**Task statement**
Tally the lines in the listing below that include "username". Answer with the count and nothing more.

**Exercise material**
-=-=-=-=-
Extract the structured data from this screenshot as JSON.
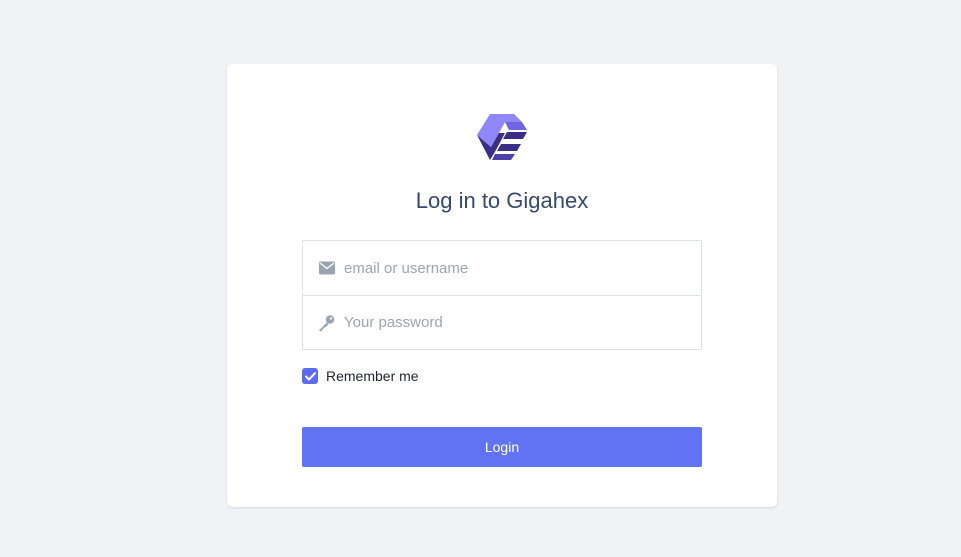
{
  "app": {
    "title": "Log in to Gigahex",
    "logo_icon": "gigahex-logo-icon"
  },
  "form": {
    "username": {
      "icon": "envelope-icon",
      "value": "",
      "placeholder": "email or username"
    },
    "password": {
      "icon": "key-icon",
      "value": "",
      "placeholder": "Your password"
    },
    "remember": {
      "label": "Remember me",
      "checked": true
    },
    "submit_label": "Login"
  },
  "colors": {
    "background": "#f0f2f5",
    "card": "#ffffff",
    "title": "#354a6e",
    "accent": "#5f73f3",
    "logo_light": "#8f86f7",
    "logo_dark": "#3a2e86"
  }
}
-=-=-=-=-
**Answer below**
2